**REQUIREMENT**
Give back the entire listing verbatim.

·····

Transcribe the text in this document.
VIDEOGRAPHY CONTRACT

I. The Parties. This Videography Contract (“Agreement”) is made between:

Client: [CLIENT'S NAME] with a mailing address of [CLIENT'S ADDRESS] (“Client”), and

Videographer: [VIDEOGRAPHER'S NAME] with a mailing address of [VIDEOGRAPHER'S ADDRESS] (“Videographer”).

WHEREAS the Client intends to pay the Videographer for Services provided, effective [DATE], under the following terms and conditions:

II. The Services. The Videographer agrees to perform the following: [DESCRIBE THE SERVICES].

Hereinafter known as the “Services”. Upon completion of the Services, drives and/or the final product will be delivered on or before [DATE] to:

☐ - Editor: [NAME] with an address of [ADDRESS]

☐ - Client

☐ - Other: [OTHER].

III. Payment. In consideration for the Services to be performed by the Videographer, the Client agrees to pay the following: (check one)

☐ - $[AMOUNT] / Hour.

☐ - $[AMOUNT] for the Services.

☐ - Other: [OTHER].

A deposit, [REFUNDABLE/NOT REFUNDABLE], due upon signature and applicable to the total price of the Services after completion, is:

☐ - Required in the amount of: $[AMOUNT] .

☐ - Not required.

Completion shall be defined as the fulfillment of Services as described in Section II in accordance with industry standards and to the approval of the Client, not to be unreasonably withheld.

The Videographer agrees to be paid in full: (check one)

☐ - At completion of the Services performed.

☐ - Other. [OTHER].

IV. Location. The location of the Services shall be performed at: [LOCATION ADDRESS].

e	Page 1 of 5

·····

**WORKED SOLUTION**
Transcribe the text in this document.
VIDEOGRAPHY CONTRACT

I. The Parties. This Videography Contract (“Agreement”) is made between:

Client: [CLIENT'S NAME] with a mailing address of [CLIENT'S ADDRESS] (“Client”), and

Videographer: [VIDEOGRAPHER'S NAME] with a mailing address of [VIDEOGRAPHER'S ADDRESS] (“Videographer”).

WHEREAS the Client intends to pay the Videographer for Services provided, effective [DATE], under the following terms and conditions:

II. The Services. The Videographer agrees to perform the following: [DESCRIBE THE SERVICES].

Hereinafter known as the “Services”. Upon completion of the Services, drives and/or the final product will be delivered on or before [DATE] to:

☐ - Editor: [NAME] with an address of [ADDRESS]

☐ - Client

☐ - Other: [OTHER].

III. Payment. In consideration for the Services to be performed by the Videographer, the Client agrees to pay the following: (check one)

☐ - $[AMOUNT] / Hour.

☐ - $[AMOUNT] for the Services.

☐ - Other: [OTHER].

A deposit, [REFUNDABLE/NOT REFUNDABLE], due upon signature and applicable to the total price of the Services after completion, is:

☐ - Required in the amount of: $[AMOUNT] .

☐ - Not required.

Completion shall be defined as the fulfillment of Services as described in Section II in accordance with industry standards and to the approval of the Client, not to be unreasonably withheld.

The Videographer agrees to be paid in full: (check one)

☐ - At completion of the Services performed.

☐ - Other. [OTHER].

IV. Location. The location of the Services shall be performed at: [LOCATION ADDRESS].

e	Page 1 of 5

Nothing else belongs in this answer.